• Task goal
Make an exact copy of the data below, leaving out every picture.

Collection entries:
- - - -
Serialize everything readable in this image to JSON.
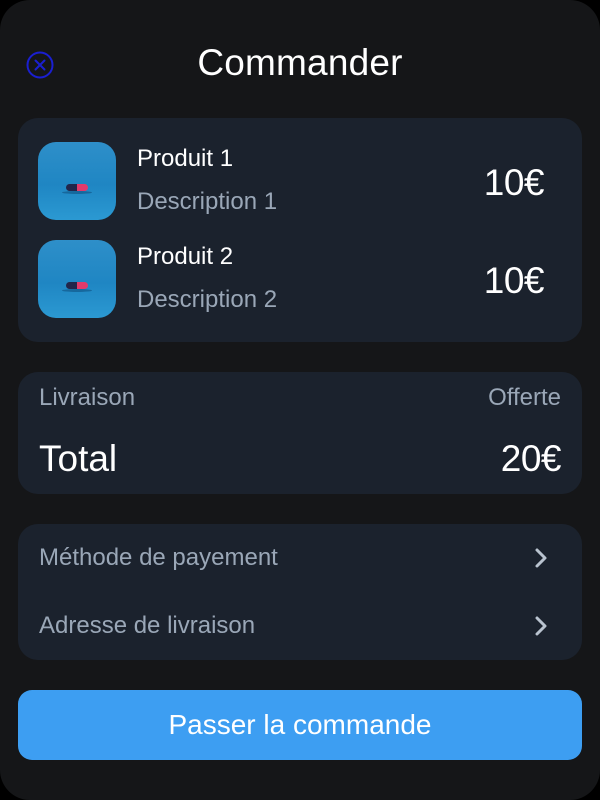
{
  "header": {
    "title": "Commander",
    "close_icon": "close-circle-icon",
    "close_color": "#1a1fd1"
  },
  "products": [
    {
      "name": "Produit 1",
      "description": "Description 1",
      "price": "10€",
      "image": "pill-capsule-on-blue"
    },
    {
      "name": "Produit 2",
      "description": "Description 2",
      "price": "10€",
      "image": "pill-capsule-on-blue"
    }
  ],
  "summary": {
    "shipping_label": "Livraison",
    "shipping_value": "Offerte",
    "total_label": "Total",
    "total_value": "20€"
  },
  "options": [
    {
      "label": "Méthode de payement",
      "icon": "chevron-right-icon"
    },
    {
      "label": "Adresse de livraison",
      "icon": "chevron-right-icon"
    }
  ],
  "action": {
    "label": "Passer la commande",
    "color": "#3d9ef2"
  },
  "colors": {
    "background": "#151618",
    "card": "#1b222d",
    "muted_text": "#9aa7b7"
  }
}
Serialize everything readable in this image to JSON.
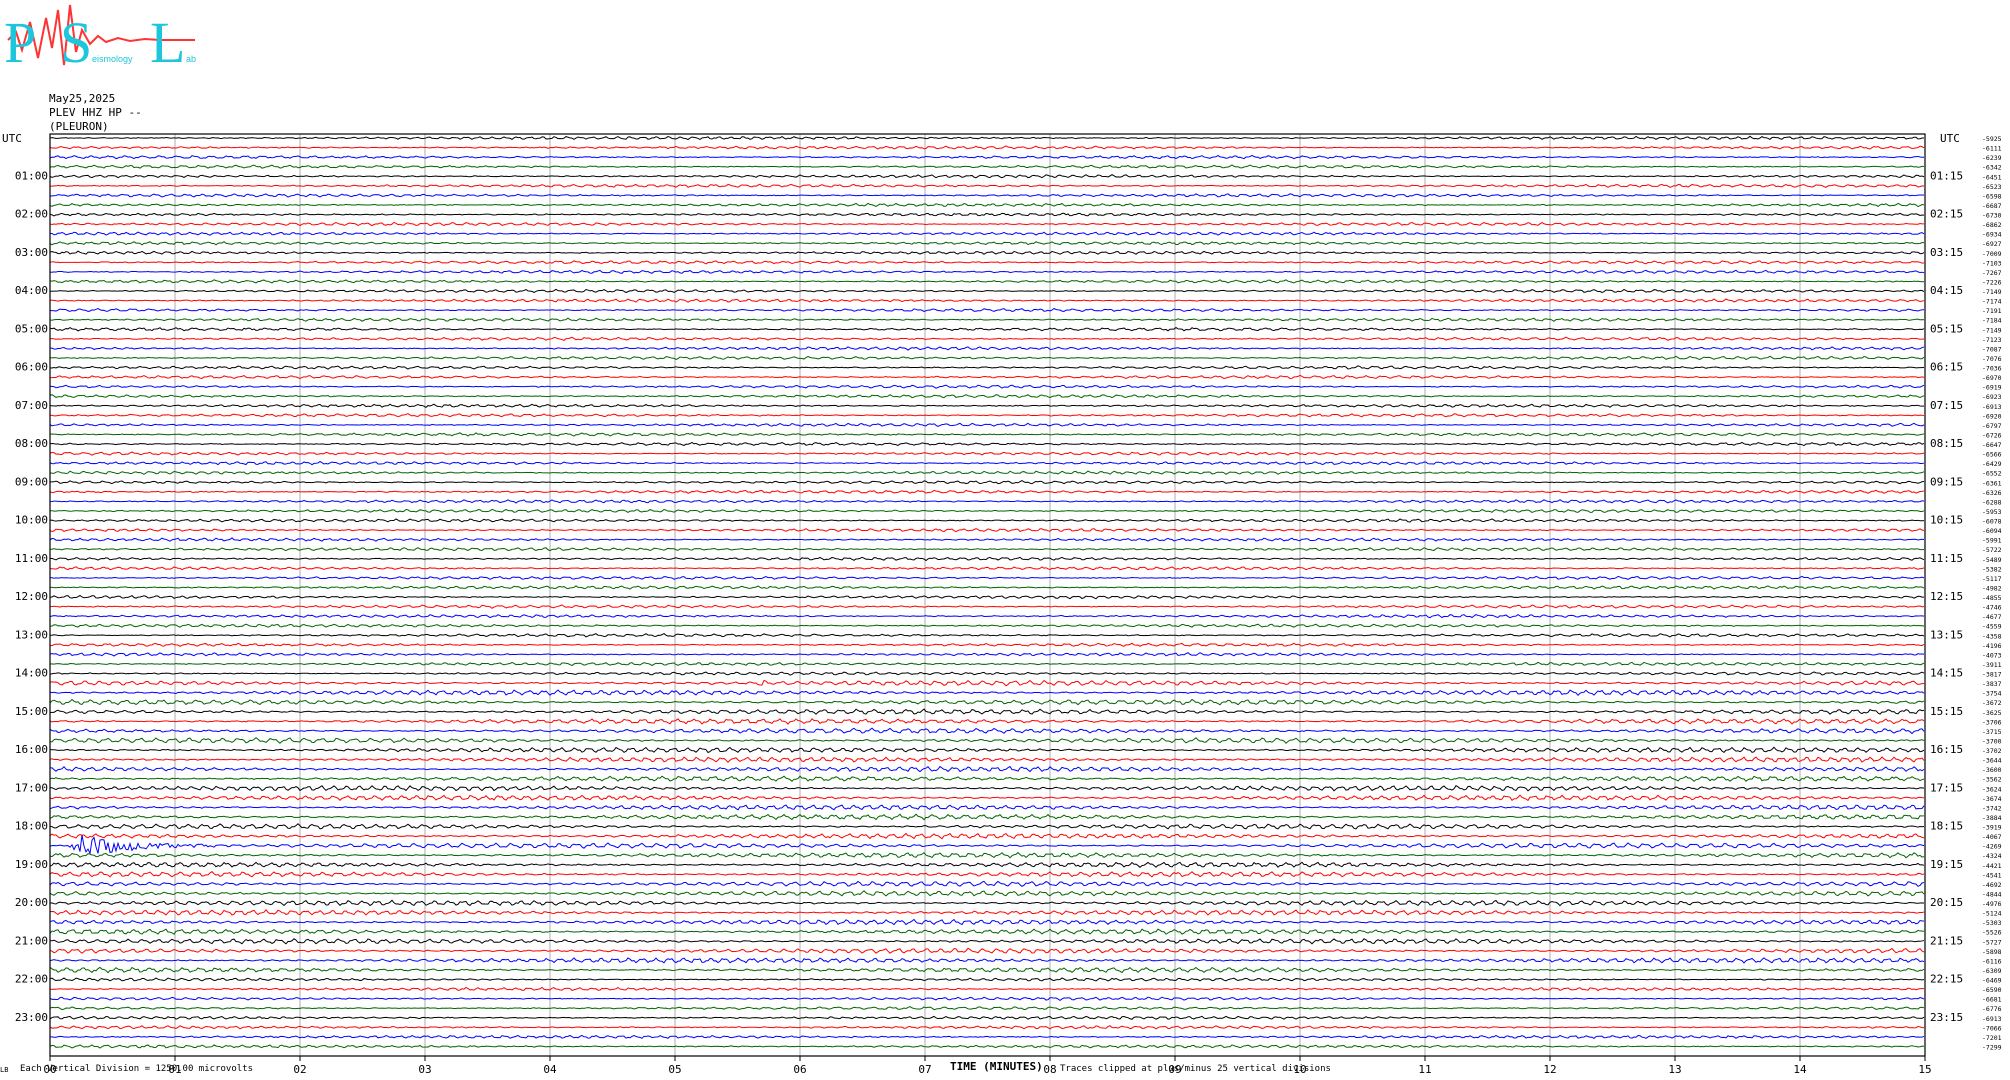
{
  "logo": {
    "letters": [
      "P",
      "S",
      "L"
    ],
    "small_words": [
      "eismology",
      "ab"
    ],
    "colors": {
      "letters": "#1ec6dc",
      "trace": "#ff3333"
    }
  },
  "header": {
    "date": "May25,2025",
    "station": "PLEV HHZ HP --",
    "site": "(PLEURON)"
  },
  "chart_data": {
    "type": "helicorder",
    "xlabel": "TIME (MINUTES)",
    "x_ticks": [
      "00",
      "01",
      "02",
      "03",
      "04",
      "05",
      "06",
      "07",
      "08",
      "09",
      "10",
      "11",
      "12",
      "13",
      "14",
      "15"
    ],
    "xlim": [
      0,
      15
    ],
    "left_axis_title": "UTC",
    "right_axis_title": "UTC",
    "left_hour_labels": [
      "01:00",
      "02:00",
      "03:00",
      "04:00",
      "05:00",
      "06:00",
      "07:00",
      "08:00",
      "09:00",
      "10:00",
      "11:00",
      "12:00",
      "13:00",
      "14:00",
      "15:00",
      "16:00",
      "17:00",
      "18:00",
      "19:00",
      "20:00",
      "21:00",
      "22:00",
      "23:00"
    ],
    "right_hour_labels": [
      "01:15",
      "02:15",
      "03:15",
      "04:15",
      "05:15",
      "06:15",
      "07:15",
      "08:15",
      "09:15",
      "10:15",
      "11:15",
      "12:15",
      "13:15",
      "14:15",
      "15:15",
      "16:15",
      "17:15",
      "18:15",
      "19:15",
      "20:15",
      "21:15",
      "22:15",
      "23:15"
    ],
    "trace_colors": [
      "#000000",
      "#ff0000",
      "#0000ff",
      "#006400"
    ],
    "traces_per_hour": 4,
    "trace_count": 96,
    "trace_offsets": [
      "-5925",
      "-6111",
      "-6239",
      "-6342",
      "-6451",
      "-6523",
      "-6598",
      "-6687",
      "-6730",
      "-6862",
      "-6934",
      "-6927",
      "-7009",
      "-7103",
      "-7267",
      "-7226",
      "-7149",
      "-7174",
      "-7191",
      "-7184",
      "-7149",
      "-7123",
      "-7087",
      "-7076",
      "-7036",
      "-6970",
      "-6919",
      "-6923",
      "-6913",
      "-6920",
      "-6797",
      "-6726",
      "-6647",
      "-6566",
      "-6429",
      "-6552",
      "-6361",
      "-6326",
      "-6288",
      "-5953",
      "-6078",
      "-6094",
      "-5991",
      "-5722",
      "-5489",
      "-5382",
      "-5117",
      "-4982",
      "-4855",
      "-4746",
      "-4677",
      "-4559",
      "-4358",
      "-4196",
      "-4073",
      "-3911",
      "-3817",
      "-3837",
      "-3754",
      "-3672",
      "-3625",
      "-3706",
      "-3715",
      "-3700",
      "-3702",
      "-3644",
      "-3600",
      "-3562",
      "-3624",
      "-3674",
      "-3742",
      "-3884",
      "-3919",
      "-4067",
      "-4269",
      "-4324",
      "-4421",
      "-4541",
      "-4692",
      "-4844",
      "-4976",
      "-5124",
      "-5303",
      "-5526",
      "-5727",
      "-5898",
      "-6116",
      "-6309",
      "-6469",
      "-6590",
      "-6681",
      "-6776",
      "-6913",
      "-7066",
      "-7201",
      "-7299"
    ],
    "events": [
      {
        "trace": 74,
        "start_min": 0.15,
        "end_min": 1.45,
        "amplitude": "large"
      },
      {
        "trace": 57,
        "start_min": 5.65,
        "end_min": 5.85,
        "amplitude": "small"
      }
    ]
  },
  "footer": {
    "left_mark": "LB",
    "vertical_division": "Each Vertical Division = 1250.00 microvolts",
    "clip_note": "Traces clipped at plus/minus 25 vertical divisions"
  }
}
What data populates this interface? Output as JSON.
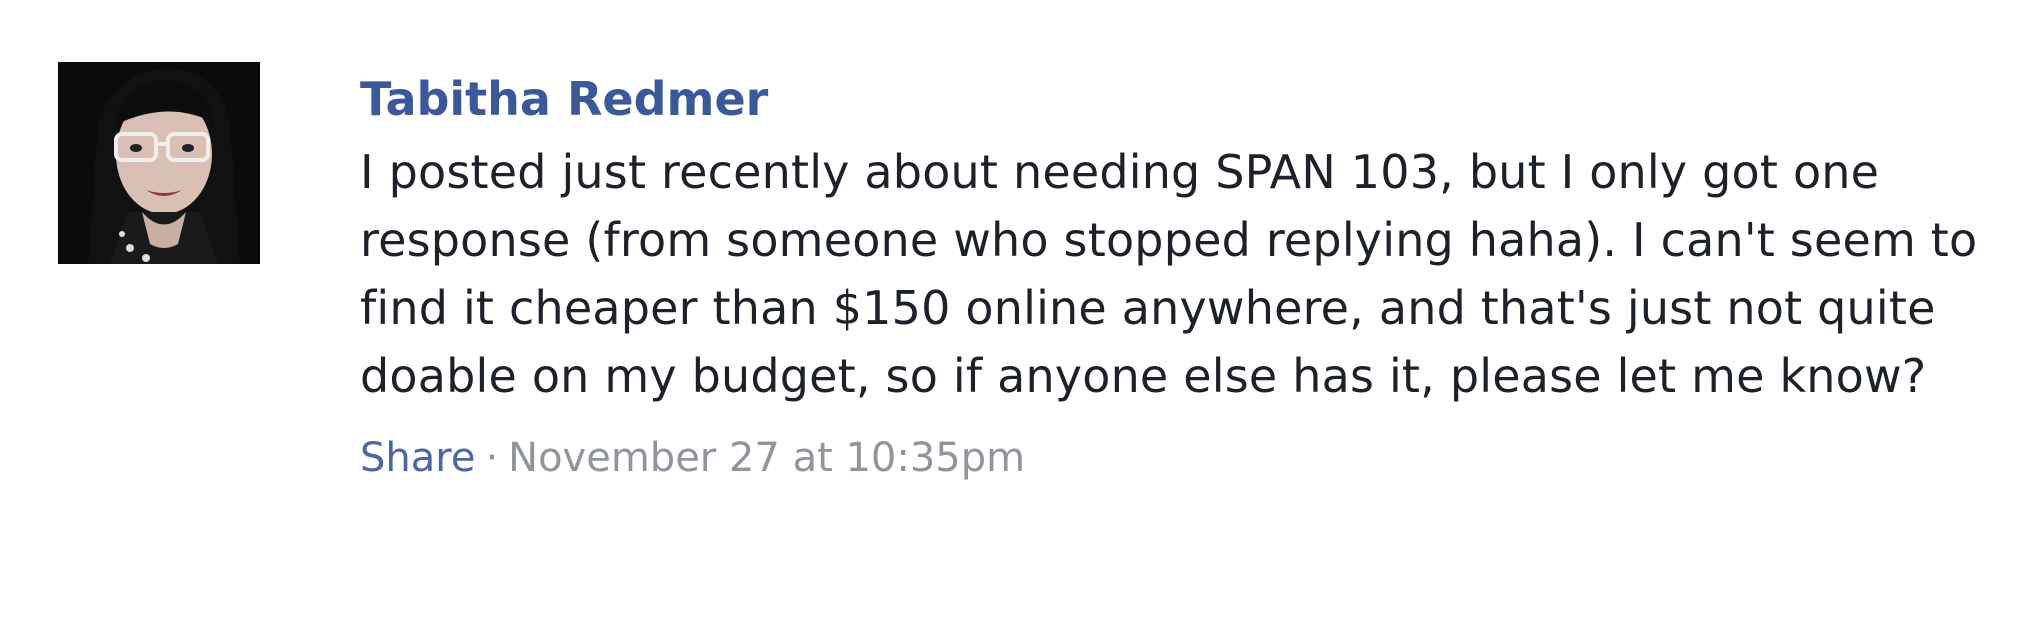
{
  "post": {
    "author": "Tabitha Redmer",
    "message": "I posted just recently about needing SPAN 103, but I only got one response (from someone who stopped replying haha). I can't seem to find it cheaper than $150 online anywhere, and that's just not quite doable on my budget, so if anyone else has it, please let me know?",
    "share_label": "Share",
    "separator": "·",
    "timestamp": "November 27 at 10:35pm"
  },
  "colors": {
    "author_link": "#3b5998",
    "share_link": "#4b67a1",
    "meta_text": "#90949c",
    "body_text": "#1d2129"
  }
}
- - - -
• Full response
Serialize everything readable in this image to JSON.
{
  "header": {
    "title": "Commander",
    "close_icon": "close-circle-icon",
    "close_color": "#1a1fd1"
  },
  "products": [
    {
      "name": "Produit 1",
      "description": "Description 1",
      "price": "10€",
      "image": "pill-capsule-on-blue"
    },
    {
      "name": "Produit 2",
      "description": "Description 2",
      "price": "10€",
      "image": "pill-capsule-on-blue"
    }
  ],
  "summary": {
    "shipping_label": "Livraison",
    "shipping_value": "Offerte",
    "total_label": "Total",
    "total_value": "20€"
  },
  "options": [
    {
      "label": "Méthode de payement",
      "icon": "chevron-right-icon"
    },
    {
      "label": "Adresse de livraison",
      "icon": "chevron-right-icon"
    }
  ],
  "action": {
    "label": "Passer la commande",
    "color": "#3d9ef2"
  },
  "colors": {
    "background": "#151618",
    "card": "#1b222d",
    "muted_text": "#9aa7b7"
  }
}
Serialize everything readable in this image to JSON.
{
  "logo": {
    "letters": [
      "P",
      "S",
      "L"
    ],
    "small_words": [
      "eismology",
      "ab"
    ],
    "colors": {
      "letters": "#1ec6dc",
      "trace": "#ff3333"
    }
  },
  "header": {
    "date": "May25,2025",
    "station": "PLEV HHZ HP --",
    "site": "(PLEURON)"
  },
  "chart_data": {
    "type": "helicorder",
    "xlabel": "TIME (MINUTES)",
    "x_ticks": [
      "00",
      "01",
      "02",
      "03",
      "04",
      "05",
      "06",
      "07",
      "08",
      "09",
      "10",
      "11",
      "12",
      "13",
      "14",
      "15"
    ],
    "xlim": [
      0,
      15
    ],
    "left_axis_title": "UTC",
    "right_axis_title": "UTC",
    "left_hour_labels": [
      "01:00",
      "02:00",
      "03:00",
      "04:00",
      "05:00",
      "06:00",
      "07:00",
      "08:00",
      "09:00",
      "10:00",
      "11:00",
      "12:00",
      "13:00",
      "14:00",
      "15:00",
      "16:00",
      "17:00",
      "18:00",
      "19:00",
      "20:00",
      "21:00",
      "22:00",
      "23:00"
    ],
    "right_hour_labels": [
      "01:15",
      "02:15",
      "03:15",
      "04:15",
      "05:15",
      "06:15",
      "07:15",
      "08:15",
      "09:15",
      "10:15",
      "11:15",
      "12:15",
      "13:15",
      "14:15",
      "15:15",
      "16:15",
      "17:15",
      "18:15",
      "19:15",
      "20:15",
      "21:15",
      "22:15",
      "23:15"
    ],
    "trace_colors": [
      "#000000",
      "#ff0000",
      "#0000ff",
      "#006400"
    ],
    "traces_per_hour": 4,
    "trace_count": 96,
    "trace_offsets": [
      "-5925",
      "-6111",
      "-6239",
      "-6342",
      "-6451",
      "-6523",
      "-6598",
      "-6687",
      "-6730",
      "-6862",
      "-6934",
      "-6927",
      "-7009",
      "-7103",
      "-7267",
      "-7226",
      "-7149",
      "-7174",
      "-7191",
      "-7184",
      "-7149",
      "-7123",
      "-7087",
      "-7076",
      "-7036",
      "-6970",
      "-6919",
      "-6923",
      "-6913",
      "-6920",
      "-6797",
      "-6726",
      "-6647",
      "-6566",
      "-6429",
      "-6552",
      "-6361",
      "-6326",
      "-6288",
      "-5953",
      "-6078",
      "-6094",
      "-5991",
      "-5722",
      "-5489",
      "-5382",
      "-5117",
      "-4982",
      "-4855",
      "-4746",
      "-4677",
      "-4559",
      "-4358",
      "-4196",
      "-4073",
      "-3911",
      "-3817",
      "-3837",
      "-3754",
      "-3672",
      "-3625",
      "-3706",
      "-3715",
      "-3700",
      "-3702",
      "-3644",
      "-3600",
      "-3562",
      "-3624",
      "-3674",
      "-3742",
      "-3884",
      "-3919",
      "-4067",
      "-4269",
      "-4324",
      "-4421",
      "-4541",
      "-4692",
      "-4844",
      "-4976",
      "-5124",
      "-5303",
      "-5526",
      "-5727",
      "-5898",
      "-6116",
      "-6309",
      "-6469",
      "-6590",
      "-6681",
      "-6776",
      "-6913",
      "-7066",
      "-7201",
      "-7299"
    ],
    "events": [
      {
        "trace": 74,
        "start_min": 0.15,
        "end_min": 1.45,
        "amplitude": "large"
      },
      {
        "trace": 57,
        "start_min": 5.65,
        "end_min": 5.85,
        "amplitude": "small"
      }
    ]
  },
  "footer": {
    "left_mark": "LB",
    "vertical_division": "Each Vertical Division = 1250.00 microvolts",
    "clip_note": "Traces clipped at plus/minus 25 vertical divisions"
  }
}
What data populates this interface? Output as JSON.
{
  "post": {
    "author": "Tabitha Redmer",
    "message": "I posted just recently about needing SPAN 103, but I only got one response (from someone who stopped replying haha). I can't seem to find it cheaper than $150 online anywhere, and that's just not quite doable on my budget, so if anyone else has it, please let me know?",
    "share_label": "Share",
    "separator": "·",
    "timestamp": "November 27 at 10:35pm"
  },
  "colors": {
    "author_link": "#3b5998",
    "share_link": "#4b67a1",
    "meta_text": "#90949c",
    "body_text": "#1d2129"
  }
}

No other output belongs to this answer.